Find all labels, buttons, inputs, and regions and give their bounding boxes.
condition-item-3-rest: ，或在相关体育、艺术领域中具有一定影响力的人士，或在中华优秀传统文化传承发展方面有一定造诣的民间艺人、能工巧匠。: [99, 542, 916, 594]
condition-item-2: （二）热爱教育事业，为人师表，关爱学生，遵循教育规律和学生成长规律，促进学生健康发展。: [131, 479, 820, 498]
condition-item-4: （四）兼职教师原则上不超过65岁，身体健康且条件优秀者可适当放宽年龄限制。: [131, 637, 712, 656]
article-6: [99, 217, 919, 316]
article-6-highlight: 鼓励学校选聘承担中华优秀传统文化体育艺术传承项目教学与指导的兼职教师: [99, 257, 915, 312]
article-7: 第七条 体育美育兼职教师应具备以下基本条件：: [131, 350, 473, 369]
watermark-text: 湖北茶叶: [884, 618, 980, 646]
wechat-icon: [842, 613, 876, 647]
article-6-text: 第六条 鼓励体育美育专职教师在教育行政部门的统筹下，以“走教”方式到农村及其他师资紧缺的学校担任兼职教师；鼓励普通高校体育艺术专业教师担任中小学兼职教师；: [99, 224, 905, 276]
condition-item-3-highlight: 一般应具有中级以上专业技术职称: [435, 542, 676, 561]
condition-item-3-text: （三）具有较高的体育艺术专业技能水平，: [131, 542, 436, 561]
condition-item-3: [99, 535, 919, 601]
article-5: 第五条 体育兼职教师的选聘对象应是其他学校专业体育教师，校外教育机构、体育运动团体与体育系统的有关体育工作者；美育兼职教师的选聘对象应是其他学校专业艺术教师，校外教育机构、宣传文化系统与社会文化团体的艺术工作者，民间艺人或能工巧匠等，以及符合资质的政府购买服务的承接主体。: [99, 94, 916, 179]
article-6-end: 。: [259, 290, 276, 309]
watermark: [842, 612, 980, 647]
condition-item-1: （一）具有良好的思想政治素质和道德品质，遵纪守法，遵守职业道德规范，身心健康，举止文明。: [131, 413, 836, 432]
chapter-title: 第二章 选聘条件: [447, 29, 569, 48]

◇ ◇ ◇ ◇

Task requirements: Retype every line of the records above exactly, keeping all characters, punctuation, and box coordinates unchanged.

Response for this exercise:
Find all labels, buttons, inputs, and regions and give their bounding boxes.
condition-item-3-rest: ，或在相关体育、艺术领域中具有一定影响力的人士，或在中华优秀传统文化传承发展方面有一定造诣的民间艺人、能工巧匠。: [99, 542, 916, 594]
condition-item-2: （二）热爱教育事业，为人师表，关爱学生，遵循教育规律和学生成长规律，促进学生健康发展。: [131, 479, 820, 498]
condition-item-4: （四）兼职教师原则上不超过65岁，身体健康且条件优秀者可适当放宽年龄限制。: [131, 637, 712, 656]
article-6: [99, 217, 919, 316]
article-6-highlight: 鼓励学校选聘承担中华优秀传统文化体育艺术传承项目教学与指导的兼职教师: [99, 257, 915, 312]
article-7: 第七条 体育美育兼职教师应具备以下基本条件：: [131, 350, 473, 369]
watermark-text: 湖北茶叶: [884, 618, 980, 646]
wechat-icon: [842, 613, 876, 647]
article-6-text: 第六条 鼓励体育美育专职教师在教育行政部门的统筹下，以“走教”方式到农村及其他师资紧缺的学校担任兼职教师；鼓励普通高校体育艺术专业教师担任中小学兼职教师；: [99, 224, 905, 276]
condition-item-3-highlight: 一般应具有中级以上专业技术职称: [435, 542, 676, 561]
condition-item-3-text: （三）具有较高的体育艺术专业技能水平，: [131, 542, 436, 561]
condition-item-3: [99, 535, 919, 601]
article-5: 第五条 体育兼职教师的选聘对象应是其他学校专业体育教师，校外教育机构、体育运动团体与体育系统的有关体育工作者；美育兼职教师的选聘对象应是其他学校专业艺术教师，校外教育机构、宣传文化系统与社会文化团体的艺术工作者，民间艺人或能工巧匠等，以及符合资质的政府购买服务的承接主体。: [99, 94, 916, 179]
article-6-end: 。: [259, 290, 276, 309]
watermark: [842, 612, 980, 647]
condition-item-1: （一）具有良好的思想政治素质和道德品质，遵纪守法，遵守职业道德规范，身心健康，举止文明。: [131, 413, 836, 432]
chapter-title: 第二章 选聘条件: [447, 29, 569, 48]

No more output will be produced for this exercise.